#### Records supplied:
■ ■ ■ ■ ■ ■ ■
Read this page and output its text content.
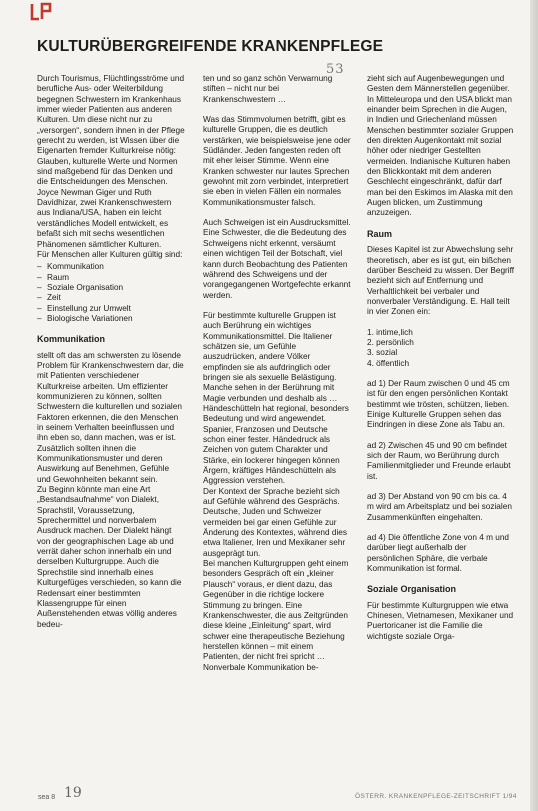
53
KULTURÜBERGREIFENDE KRANKENPFLEGE

Durch Tourismus, Flüchtlingsströme und berufliche Aus- oder Weiterbildung begegnen Schwestern im Krankenhaus immer wieder Patienten aus anderen Kulturen. Um diese nicht nur zu „versorgen“, sondern ihnen in der Pflege gerecht zu werden, ist Wissen über die Eigenarten fremder Kulturkreise nötig: Glauben, kulturelle Werte und Normen sind maßgebend für das Denken und die Entscheidungen des Menschen.

Joyce Newman Giger und Ruth Davidhizar, zwei Krankenschwestern aus Indiana/USA, haben ein leicht verständliches Modell entwickelt, es befaßt sich mit sechs wesentlichen Phänomenen sämtlicher Kulturen.

Für Menschen aller Kulturen gültig sind:

– Kommunikation
– Raum
– Soziale Organisation
– Zeit
– Einstellung zur Umwelt
– Biologische Variationen

Kommunikation

stellt oft das am schwersten zu lösende Problem für Krankenschwestern dar, die mit Patienten verschiedener Kulturkreise arbeiten. Um effizienter kommunizieren zu können, sollten Schwestern die kulturellen und sozialen Faktoren erkennen, die den Menschen in seinem Verhalten beeinflussen und ihn eben so, dann machen, was er ist. Zusätzlich sollten ihnen die Kommunikationsmuster und deren Auswirkung auf Benehmen, Gefühle und Gewohnheiten bekannt sein.

Zu Beginn könnte man eine Art „Bestandsaufnahme“ von Dialekt, Sprachstil, Voraussetzung, Sprechermittel und nonverbalem Ausdruck machen. Der Dialekt hängt von der geographischen Lage ab und verrät daher schon innerhalb ein und derselben Kulturgruppe. Auch die Sprechstile sind innerhalb eines Kulturgefüges verschieden, so kann die Redensart einer bestimmten Klassengruppe für einen Außenstehenden etwas völlig anderes bedeu-

ten und so ganz schön Verwarnung stiften – nicht nur bei Krankenschwestern …

Was das Stimmvolumen betrifft, gibt es kulturelle Gruppen, die es deutlich verstärken, wie beispielsweise jene oder Südländer. Jeden fangesten reden oft mit eher leiser Stimme. Wenn eine Kranken schwester nur lautes Sprechen gewohnt mit zorn verbindet, interpretiert sie eben in vielen Fällen ein normales Kommunikationsmuster falsch.

Auch Schweigen ist ein Ausdrucksmittel. Eine Schwester, die die Bedeutung des Schweigens nicht erkennt, versäumt einen wichtigen Teil der Botschaft, viel kann durch Beobachtung des Patienten während des Schweigens und der vorangegangenen Wortgefechte erkannt werden.

Für bestimmte kulturelle Gruppen ist auch Berührung ein wichtiges Kommunikationsmittel. Die Italiener schätzen sie, um Gefühle auszudrücken, andere Völker empfinden sie als aufdringlich oder bringen sie als sexuelle Belästigung. Manche sehen in der Berührung mit Magie verbunden und deshalb als … Händeschütteln hat regional, besonders Bedeutung und wird angewendet. Spanier, Franzosen und Deutsche schon einer fester. Händedruck als Zeichen von gutem Charakter und Stärke, ein lockerer hingegen können Ärgern, kräftiges Händeschütteln als Aggression verstehen.

Der Kontext der Sprache bezieht sich auf Gefühle während des Gesprächs. Deutsche, Juden und Schweizer vermeiden bei gar einen Gefühle zur Änderung des Kontextes, während dies etwa Italiener, Iren und Mexikaner sehr ausgeprägt tun.

Bei manchen Kulturgruppen geht einem besonders Gespräch oft ein „kleiner Plausch“ voraus, er dient dazu, das Gegenüber in die richtige lockere Stimmung zu bringen. Eine Krankenschwester, die aus Zeitgründen diese kleine „Einleitung“ spart, wird schwer eine therapeutische Beziehung herstellen können – mit einem Patienten, der nicht frei spricht …

Nonverbale Kommunikation be-

zieht sich auf Augenbewegungen und Gesten dem Männerstellen gegenüber. In Mitteleuropa und den USA blickt man einander beim Sprechen in die Augen, in Indien und Griechenland müssen Menschen bestimmter sozialer Gruppen den direkten Augenkontakt mit sozial höher oder niedriger Gestellten vermeiden. Indianische Kulturen haben den Blickkontakt mit dem anderen Geschlecht eingeschränkt, dafür darf man bei den Eskimos im Alaska mit den Augen blicken, um Zustimmung anzuzeigen.

Raum

Dieses Kapitel ist zur Abwechslung sehr theoretisch, aber es ist gut, ein bißchen darüber Bescheid zu wissen. Der Begriff bezieht sich auf Entfernung und Verhaltlichkeit bei verbaler und nonverbaler Verständigung. E. Hall teilt in vier Zonen ein:

1. intime,lich
2. persönlich
3. sozial
4. öffentlich

ad 1) Der Raum zwischen 0 und 45 cm ist für den engen persönlichen Kontakt bestimmt wie trösten, schützen, lieben. Einige Kulturelle Gruppen sehen das Eindringen in diese Zone als Tabu an.

ad 2) Zwischen 45 und 90 cm befindet sich der Raum, wo Berührung durch Familienmitglieder und Freunde erlaubt ist.

ad 3) Der Abstand von 90 cm bis ca. 4 m wird am Arbeitsplatz und bei sozialen Zusammenkünften eingehalten.

ad 4) Die öffentliche Zone von 4 m und darüber liegt außerhalb der persönlichen Sphäre, die verbale Kommunikation ist formal.

Soziale Organisation

Für bestimmte Kulturgruppen wie etwa Chinesen, Vietnamesen, Mexikaner und Puertoricaner ist die Familie die wichtigste soziale Orga-

sea 8 19	ÖSTERR. KRANKENPFLEGE-ZEITSCHRIFT 1/94
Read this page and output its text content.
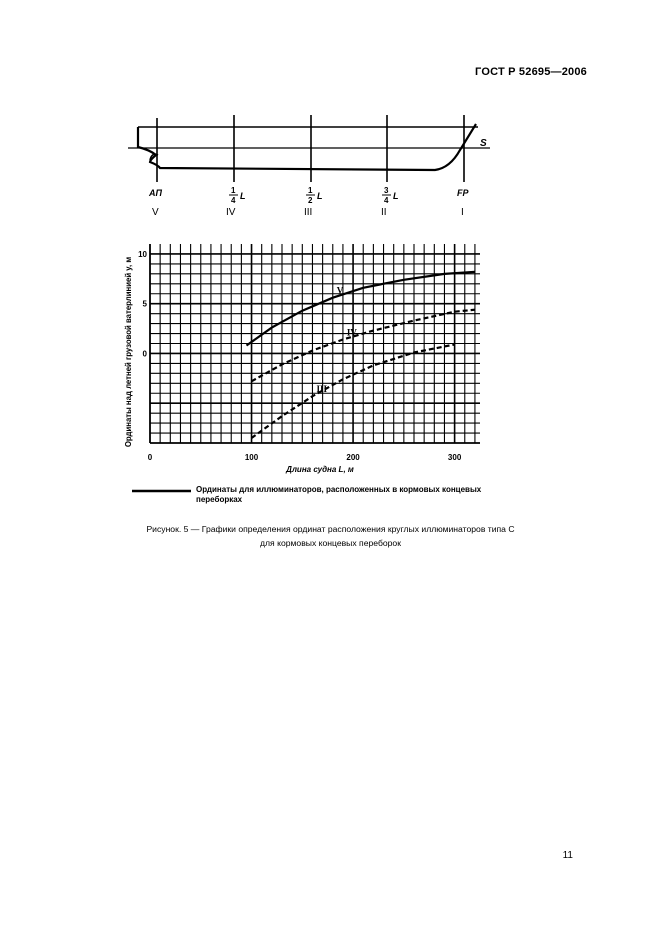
ГОСТ Р 52695—2006
S
AП
V
1
4 L
IV
1
2 L
III
3
4 L
II
FP
I
0	100	200	300
10
5
0
V
IV
III
Длина судна L, м
Ординаты над летней грузовой ватерлинией y, м
Ординаты для иллюминаторов, расположенных в кормовых концевых переборках
Рисунок. 5 — Графики определения ординат расположения круглых иллюминаторов типа С
для кормовых концевых переборок
11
■ ■ ■ ■ ■ ■ ■
Without including any pictures, print each record exactly.

Read this page and output its text content.
53
KULTURÜBERGREIFENDE KRANKENPFLEGE

Durch Tourismus, Flüchtlingsströme und berufliche Aus- oder Weiterbildung begegnen Schwestern im Krankenhaus immer wieder Patienten aus anderen Kulturen. Um diese nicht nur zu „versorgen“, sondern ihnen in der Pflege gerecht zu werden, ist Wissen über die Eigenarten fremder Kulturkreise nötig: Glauben, kulturelle Werte und Normen sind maßgebend für das Denken und die Entscheidungen des Menschen.

Joyce Newman Giger und Ruth Davidhizar, zwei Krankenschwestern aus Indiana/USA, haben ein leicht verständliches Modell entwickelt, es befaßt sich mit sechs wesentlichen Phänomenen sämtlicher Kulturen.

Für Menschen aller Kulturen gültig sind:

– Kommunikation
– Raum
– Soziale Organisation
– Zeit
– Einstellung zur Umwelt
– Biologische Variationen

Kommunikation

stellt oft das am schwersten zu lösende Problem für Krankenschwestern dar, die mit Patienten verschiedener Kulturkreise arbeiten. Um effizienter kommunizieren zu können, sollten Schwestern die kulturellen und sozialen Faktoren erkennen, die den Menschen in seinem Verhalten beeinflussen und ihn eben so, dann machen, was er ist. Zusätzlich sollten ihnen die Kommunikationsmuster und deren Auswirkung auf Benehmen, Gefühle und Gewohnheiten bekannt sein.

Zu Beginn könnte man eine Art „Bestandsaufnahme“ von Dialekt, Sprachstil, Voraussetzung, Sprechermittel und nonverbalem Ausdruck machen. Der Dialekt hängt von der geographischen Lage ab und verrät daher schon innerhalb ein und derselben Kulturgruppe. Auch die Sprechstile sind innerhalb eines Kulturgefüges verschieden, so kann die Redensart einer bestimmten Klassengruppe für einen Außenstehenden etwas völlig anderes bedeu-

ten und so ganz schön Verwarnung stiften – nicht nur bei Krankenschwestern …

Was das Stimmvolumen betrifft, gibt es kulturelle Gruppen, die es deutlich verstärken, wie beispielsweise jene oder Südländer. Jeden fangesten reden oft mit eher leiser Stimme. Wenn eine Kranken schwester nur lautes Sprechen gewohnt mit zorn verbindet, interpretiert sie eben in vielen Fällen ein normales Kommunikationsmuster falsch.

Auch Schweigen ist ein Ausdrucksmittel. Eine Schwester, die die Bedeutung des Schweigens nicht erkennt, versäumt einen wichtigen Teil der Botschaft, viel kann durch Beobachtung des Patienten während des Schweigens und der vorangegangenen Wortgefechte erkannt werden.

Für bestimmte kulturelle Gruppen ist auch Berührung ein wichtiges Kommunikationsmittel. Die Italiener schätzen sie, um Gefühle auszudrücken, andere Völker empfinden sie als aufdringlich oder bringen sie als sexuelle Belästigung. Manche sehen in der Berührung mit Magie verbunden und deshalb als … Händeschütteln hat regional, besonders Bedeutung und wird angewendet. Spanier, Franzosen und Deutsche schon einer fester. Händedruck als Zeichen von gutem Charakter und Stärke, ein lockerer hingegen können Ärgern, kräftiges Händeschütteln als Aggression verstehen.

Der Kontext der Sprache bezieht sich auf Gefühle während des Gesprächs. Deutsche, Juden und Schweizer vermeiden bei gar einen Gefühle zur Änderung des Kontextes, während dies etwa Italiener, Iren und Mexikaner sehr ausgeprägt tun.

Bei manchen Kulturgruppen geht einem besonders Gespräch oft ein „kleiner Plausch“ voraus, er dient dazu, das Gegenüber in die richtige lockere Stimmung zu bringen. Eine Krankenschwester, die aus Zeitgründen diese kleine „Einleitung“ spart, wird schwer eine therapeutische Beziehung herstellen können – mit einem Patienten, der nicht frei spricht …

Nonverbale Kommunikation be-

zieht sich auf Augenbewegungen und Gesten dem Männerstellen gegenüber. In Mitteleuropa und den USA blickt man einander beim Sprechen in die Augen, in Indien und Griechenland müssen Menschen bestimmter sozialer Gruppen den direkten Augenkontakt mit sozial höher oder niedriger Gestellten vermeiden. Indianische Kulturen haben den Blickkontakt mit dem anderen Geschlecht eingeschränkt, dafür darf man bei den Eskimos im Alaska mit den Augen blicken, um Zustimmung anzuzeigen.

Raum

Dieses Kapitel ist zur Abwechslung sehr theoretisch, aber es ist gut, ein bißchen darüber Bescheid zu wissen. Der Begriff bezieht sich auf Entfernung und Verhaltlichkeit bei verbaler und nonverbaler Verständigung. E. Hall teilt in vier Zonen ein:

1. intime,lich
2. persönlich
3. sozial
4. öffentlich

ad 1) Der Raum zwischen 0 und 45 cm ist für den engen persönlichen Kontakt bestimmt wie trösten, schützen, lieben. Einige Kulturelle Gruppen sehen das Eindringen in diese Zone als Tabu an.

ad 2) Zwischen 45 und 90 cm befindet sich der Raum, wo Berührung durch Familienmitglieder und Freunde erlaubt ist.

ad 3) Der Abstand von 90 cm bis ca. 4 m wird am Arbeitsplatz und bei sozialen Zusammenkünften eingehalten.

ad 4) Die öffentliche Zone von 4 m und darüber liegt außerhalb der persönlichen Sphäre, die verbale Kommunikation ist formal.

Soziale Organisation

Für bestimmte Kulturgruppen wie etwa Chinesen, Vietnamesen, Mexikaner und Puertoricaner ist die Familie die wichtigste soziale Orga-

sea 8 19	ÖSTERR. KRANKENPFLEGE-ZEITSCHRIFT 1/94
Read this page and output its text content.
ГОСТ Р 52695—2006
S
AП
V
1
4 L
IV
1
2 L
III
3
4 L
II
FP
I
0	100	200	300
10
5
0
V
IV
III
Длина судна L, м
Ординаты над летней грузовой ватерлинией y, м
Ординаты для иллюминаторов, расположенных в кормовых концевых переборках
Рисунок. 5 — Графики определения ординат расположения круглых иллюминаторов типа С
для кормовых концевых переборок
11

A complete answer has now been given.